## STATED GOAL
Scan the entries below. List each line with "image".

☆ ☆ ☆

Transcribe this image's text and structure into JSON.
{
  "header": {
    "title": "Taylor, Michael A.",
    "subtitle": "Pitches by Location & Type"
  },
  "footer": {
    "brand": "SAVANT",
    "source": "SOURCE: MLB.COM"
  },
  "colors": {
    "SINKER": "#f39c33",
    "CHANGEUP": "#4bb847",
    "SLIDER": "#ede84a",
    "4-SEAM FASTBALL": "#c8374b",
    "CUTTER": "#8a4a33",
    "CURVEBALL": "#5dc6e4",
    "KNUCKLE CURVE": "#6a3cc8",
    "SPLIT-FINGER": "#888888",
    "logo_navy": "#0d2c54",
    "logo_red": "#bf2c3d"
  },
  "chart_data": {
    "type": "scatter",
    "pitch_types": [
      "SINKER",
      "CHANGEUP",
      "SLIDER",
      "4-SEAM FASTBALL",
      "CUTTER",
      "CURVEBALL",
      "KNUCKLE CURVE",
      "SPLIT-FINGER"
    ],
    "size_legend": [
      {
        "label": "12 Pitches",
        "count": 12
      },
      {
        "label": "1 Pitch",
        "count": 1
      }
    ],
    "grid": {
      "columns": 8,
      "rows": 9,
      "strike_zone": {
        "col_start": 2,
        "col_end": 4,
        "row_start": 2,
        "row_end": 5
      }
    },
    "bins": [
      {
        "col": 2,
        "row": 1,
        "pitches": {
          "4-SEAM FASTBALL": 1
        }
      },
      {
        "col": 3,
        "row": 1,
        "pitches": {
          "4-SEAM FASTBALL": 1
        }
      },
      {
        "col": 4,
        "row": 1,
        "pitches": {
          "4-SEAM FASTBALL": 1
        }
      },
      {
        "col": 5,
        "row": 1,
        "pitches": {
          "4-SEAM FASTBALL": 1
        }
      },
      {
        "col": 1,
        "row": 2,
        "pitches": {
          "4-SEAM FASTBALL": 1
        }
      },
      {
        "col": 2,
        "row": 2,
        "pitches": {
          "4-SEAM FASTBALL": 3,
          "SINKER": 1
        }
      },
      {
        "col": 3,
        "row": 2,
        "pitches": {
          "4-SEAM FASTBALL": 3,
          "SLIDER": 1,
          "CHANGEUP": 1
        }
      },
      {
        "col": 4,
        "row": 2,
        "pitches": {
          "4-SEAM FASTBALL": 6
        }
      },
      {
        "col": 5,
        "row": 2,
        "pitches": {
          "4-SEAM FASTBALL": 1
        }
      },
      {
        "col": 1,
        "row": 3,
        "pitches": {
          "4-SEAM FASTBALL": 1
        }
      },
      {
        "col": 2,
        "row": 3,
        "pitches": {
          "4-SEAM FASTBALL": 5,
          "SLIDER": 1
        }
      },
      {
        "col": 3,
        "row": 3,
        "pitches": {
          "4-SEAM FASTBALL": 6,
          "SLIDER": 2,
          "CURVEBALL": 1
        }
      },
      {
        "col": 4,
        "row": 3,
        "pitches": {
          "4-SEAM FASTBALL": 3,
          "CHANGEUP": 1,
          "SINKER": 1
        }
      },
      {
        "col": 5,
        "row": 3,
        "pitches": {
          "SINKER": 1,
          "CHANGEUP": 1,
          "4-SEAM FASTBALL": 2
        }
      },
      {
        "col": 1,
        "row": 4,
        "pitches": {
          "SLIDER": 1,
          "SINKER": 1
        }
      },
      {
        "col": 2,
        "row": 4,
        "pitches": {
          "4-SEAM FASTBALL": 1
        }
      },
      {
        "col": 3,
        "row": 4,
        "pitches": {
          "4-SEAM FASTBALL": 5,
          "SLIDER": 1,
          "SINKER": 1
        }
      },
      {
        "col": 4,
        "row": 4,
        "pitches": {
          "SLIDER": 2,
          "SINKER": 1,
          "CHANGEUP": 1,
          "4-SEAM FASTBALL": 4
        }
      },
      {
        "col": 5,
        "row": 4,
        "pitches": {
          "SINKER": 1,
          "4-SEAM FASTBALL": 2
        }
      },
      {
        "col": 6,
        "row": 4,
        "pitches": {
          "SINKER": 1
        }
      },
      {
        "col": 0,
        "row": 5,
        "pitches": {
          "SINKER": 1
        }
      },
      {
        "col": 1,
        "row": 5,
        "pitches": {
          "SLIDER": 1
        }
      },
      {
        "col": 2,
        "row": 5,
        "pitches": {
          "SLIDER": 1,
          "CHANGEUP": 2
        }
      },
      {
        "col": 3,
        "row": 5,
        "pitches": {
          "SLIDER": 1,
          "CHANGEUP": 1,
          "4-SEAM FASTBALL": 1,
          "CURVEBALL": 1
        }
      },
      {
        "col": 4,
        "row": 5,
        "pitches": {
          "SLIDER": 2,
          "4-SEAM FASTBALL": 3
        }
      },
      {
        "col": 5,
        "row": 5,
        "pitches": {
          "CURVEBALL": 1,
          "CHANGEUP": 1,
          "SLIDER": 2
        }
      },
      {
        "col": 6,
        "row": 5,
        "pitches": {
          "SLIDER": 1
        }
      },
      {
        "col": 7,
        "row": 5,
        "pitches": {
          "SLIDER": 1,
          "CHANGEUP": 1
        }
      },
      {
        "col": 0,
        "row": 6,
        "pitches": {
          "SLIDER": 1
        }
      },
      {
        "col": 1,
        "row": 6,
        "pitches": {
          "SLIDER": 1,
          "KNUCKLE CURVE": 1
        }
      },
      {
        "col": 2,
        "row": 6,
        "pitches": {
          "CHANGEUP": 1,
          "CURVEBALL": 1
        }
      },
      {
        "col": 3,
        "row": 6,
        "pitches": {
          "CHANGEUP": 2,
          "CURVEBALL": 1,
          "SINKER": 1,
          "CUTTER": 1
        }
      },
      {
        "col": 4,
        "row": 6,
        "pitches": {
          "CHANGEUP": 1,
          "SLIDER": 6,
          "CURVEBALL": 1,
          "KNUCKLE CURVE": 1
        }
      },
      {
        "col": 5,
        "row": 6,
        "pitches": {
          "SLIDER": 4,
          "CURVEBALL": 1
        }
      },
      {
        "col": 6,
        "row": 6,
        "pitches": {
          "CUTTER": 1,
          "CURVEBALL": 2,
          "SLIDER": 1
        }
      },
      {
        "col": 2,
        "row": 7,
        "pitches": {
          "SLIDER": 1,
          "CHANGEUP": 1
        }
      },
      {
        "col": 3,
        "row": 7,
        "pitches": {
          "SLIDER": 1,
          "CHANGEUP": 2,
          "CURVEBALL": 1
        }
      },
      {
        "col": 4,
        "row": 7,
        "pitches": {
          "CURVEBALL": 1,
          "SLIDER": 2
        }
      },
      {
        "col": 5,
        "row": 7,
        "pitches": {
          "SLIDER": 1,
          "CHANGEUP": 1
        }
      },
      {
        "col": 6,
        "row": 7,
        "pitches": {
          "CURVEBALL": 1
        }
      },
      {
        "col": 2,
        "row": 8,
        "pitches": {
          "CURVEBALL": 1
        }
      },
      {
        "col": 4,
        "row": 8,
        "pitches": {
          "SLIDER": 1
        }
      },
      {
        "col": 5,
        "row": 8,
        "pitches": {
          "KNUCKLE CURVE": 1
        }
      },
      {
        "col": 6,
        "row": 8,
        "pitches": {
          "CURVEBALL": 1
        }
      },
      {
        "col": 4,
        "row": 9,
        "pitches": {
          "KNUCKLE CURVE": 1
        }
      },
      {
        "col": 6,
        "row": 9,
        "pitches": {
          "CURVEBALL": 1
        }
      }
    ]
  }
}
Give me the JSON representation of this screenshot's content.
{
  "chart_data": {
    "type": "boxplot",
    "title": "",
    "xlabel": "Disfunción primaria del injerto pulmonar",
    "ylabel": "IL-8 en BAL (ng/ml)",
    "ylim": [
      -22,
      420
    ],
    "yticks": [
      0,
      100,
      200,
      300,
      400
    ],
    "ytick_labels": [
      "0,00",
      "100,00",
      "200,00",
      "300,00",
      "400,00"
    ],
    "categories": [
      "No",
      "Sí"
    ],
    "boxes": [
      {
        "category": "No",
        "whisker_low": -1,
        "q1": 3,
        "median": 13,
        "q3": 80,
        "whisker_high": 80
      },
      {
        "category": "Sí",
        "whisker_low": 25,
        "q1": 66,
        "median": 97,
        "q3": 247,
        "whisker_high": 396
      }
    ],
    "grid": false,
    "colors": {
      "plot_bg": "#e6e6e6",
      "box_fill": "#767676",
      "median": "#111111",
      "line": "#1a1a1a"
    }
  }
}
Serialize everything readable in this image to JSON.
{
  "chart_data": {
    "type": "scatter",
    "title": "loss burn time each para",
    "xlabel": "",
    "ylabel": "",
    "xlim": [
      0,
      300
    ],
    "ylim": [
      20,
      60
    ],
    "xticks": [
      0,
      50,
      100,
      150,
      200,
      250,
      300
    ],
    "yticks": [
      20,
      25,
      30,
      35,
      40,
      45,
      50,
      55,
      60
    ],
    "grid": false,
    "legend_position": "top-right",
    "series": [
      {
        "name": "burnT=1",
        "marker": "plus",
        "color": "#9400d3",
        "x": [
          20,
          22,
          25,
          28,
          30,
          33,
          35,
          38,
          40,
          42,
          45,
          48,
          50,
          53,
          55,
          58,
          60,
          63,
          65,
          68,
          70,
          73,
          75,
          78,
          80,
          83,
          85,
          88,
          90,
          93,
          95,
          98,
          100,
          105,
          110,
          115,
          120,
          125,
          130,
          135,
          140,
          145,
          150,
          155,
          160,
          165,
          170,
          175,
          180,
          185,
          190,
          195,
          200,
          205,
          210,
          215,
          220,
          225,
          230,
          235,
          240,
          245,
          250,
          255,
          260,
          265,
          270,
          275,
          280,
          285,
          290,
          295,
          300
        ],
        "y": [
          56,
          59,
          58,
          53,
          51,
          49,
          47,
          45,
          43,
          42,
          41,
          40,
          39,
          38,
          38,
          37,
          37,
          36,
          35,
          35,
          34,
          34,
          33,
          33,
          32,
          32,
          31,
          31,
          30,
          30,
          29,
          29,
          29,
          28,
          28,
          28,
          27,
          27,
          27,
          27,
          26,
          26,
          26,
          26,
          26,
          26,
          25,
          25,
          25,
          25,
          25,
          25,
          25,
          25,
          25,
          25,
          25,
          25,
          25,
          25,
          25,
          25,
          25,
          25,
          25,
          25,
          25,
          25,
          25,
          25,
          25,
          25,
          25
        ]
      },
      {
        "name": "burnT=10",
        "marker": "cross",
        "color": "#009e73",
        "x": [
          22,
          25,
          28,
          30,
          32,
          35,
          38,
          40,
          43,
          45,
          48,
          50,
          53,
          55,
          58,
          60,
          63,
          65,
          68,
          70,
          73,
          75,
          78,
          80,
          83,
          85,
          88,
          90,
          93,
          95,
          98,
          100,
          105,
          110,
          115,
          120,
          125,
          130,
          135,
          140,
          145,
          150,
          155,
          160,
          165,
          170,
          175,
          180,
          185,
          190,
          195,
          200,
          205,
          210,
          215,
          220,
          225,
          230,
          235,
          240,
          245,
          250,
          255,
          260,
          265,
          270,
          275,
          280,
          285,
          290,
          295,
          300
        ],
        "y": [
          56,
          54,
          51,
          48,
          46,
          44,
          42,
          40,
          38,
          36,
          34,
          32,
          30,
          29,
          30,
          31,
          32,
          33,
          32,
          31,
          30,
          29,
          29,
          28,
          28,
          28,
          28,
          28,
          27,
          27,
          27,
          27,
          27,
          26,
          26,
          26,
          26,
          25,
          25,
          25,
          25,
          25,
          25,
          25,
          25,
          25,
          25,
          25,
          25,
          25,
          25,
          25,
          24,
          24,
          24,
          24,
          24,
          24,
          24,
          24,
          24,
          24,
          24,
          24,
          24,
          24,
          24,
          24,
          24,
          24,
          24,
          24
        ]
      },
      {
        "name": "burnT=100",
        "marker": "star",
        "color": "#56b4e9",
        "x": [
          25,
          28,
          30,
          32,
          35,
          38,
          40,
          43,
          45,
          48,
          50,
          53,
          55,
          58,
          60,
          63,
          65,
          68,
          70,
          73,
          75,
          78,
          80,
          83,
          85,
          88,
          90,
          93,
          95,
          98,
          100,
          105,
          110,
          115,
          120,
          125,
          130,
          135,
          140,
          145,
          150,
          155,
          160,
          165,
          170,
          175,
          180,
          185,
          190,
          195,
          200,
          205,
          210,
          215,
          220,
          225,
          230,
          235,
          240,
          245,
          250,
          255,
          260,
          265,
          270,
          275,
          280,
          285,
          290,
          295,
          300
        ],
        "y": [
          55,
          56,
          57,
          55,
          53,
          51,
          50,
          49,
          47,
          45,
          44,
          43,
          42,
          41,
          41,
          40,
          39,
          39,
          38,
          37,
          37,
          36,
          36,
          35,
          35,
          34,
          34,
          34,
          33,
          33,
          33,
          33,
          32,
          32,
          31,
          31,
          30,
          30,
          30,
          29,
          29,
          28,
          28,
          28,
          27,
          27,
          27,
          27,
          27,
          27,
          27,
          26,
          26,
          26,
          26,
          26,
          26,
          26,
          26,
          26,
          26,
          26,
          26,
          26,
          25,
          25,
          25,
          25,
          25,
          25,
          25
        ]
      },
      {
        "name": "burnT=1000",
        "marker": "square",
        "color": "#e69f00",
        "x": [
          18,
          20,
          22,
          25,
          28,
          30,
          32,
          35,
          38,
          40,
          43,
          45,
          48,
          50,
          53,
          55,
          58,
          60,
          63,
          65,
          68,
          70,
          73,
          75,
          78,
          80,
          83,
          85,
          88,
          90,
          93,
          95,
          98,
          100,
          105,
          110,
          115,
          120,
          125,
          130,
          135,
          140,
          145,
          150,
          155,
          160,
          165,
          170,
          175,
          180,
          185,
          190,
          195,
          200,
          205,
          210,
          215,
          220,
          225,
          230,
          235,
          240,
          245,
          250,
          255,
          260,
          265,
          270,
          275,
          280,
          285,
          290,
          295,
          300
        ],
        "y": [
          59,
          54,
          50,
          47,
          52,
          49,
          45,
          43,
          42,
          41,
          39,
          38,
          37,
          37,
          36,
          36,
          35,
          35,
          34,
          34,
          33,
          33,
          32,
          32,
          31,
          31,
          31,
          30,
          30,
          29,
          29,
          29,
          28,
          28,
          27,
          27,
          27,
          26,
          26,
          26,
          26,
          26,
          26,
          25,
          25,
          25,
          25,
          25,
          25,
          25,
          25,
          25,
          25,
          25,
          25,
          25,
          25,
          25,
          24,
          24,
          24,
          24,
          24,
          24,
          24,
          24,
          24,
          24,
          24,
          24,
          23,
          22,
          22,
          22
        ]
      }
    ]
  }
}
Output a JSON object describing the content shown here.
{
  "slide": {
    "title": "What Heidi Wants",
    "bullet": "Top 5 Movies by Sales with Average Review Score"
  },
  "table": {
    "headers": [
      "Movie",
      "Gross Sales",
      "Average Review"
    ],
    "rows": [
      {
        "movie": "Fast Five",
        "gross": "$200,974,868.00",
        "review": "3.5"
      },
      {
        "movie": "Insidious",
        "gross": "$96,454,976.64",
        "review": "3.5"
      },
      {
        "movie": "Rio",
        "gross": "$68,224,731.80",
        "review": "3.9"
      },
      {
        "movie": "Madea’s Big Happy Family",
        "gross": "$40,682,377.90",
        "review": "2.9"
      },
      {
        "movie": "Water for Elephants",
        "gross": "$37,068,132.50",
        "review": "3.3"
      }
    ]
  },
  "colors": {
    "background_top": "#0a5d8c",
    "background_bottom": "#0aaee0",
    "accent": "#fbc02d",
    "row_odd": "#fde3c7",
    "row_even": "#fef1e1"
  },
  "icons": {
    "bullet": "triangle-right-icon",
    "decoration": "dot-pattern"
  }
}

☆ ☆ ☆

## ANSWER TO THIS PROBLEM
Transcribe this image's text and structure into JSON.
Serialize everything readable in this image to JSON.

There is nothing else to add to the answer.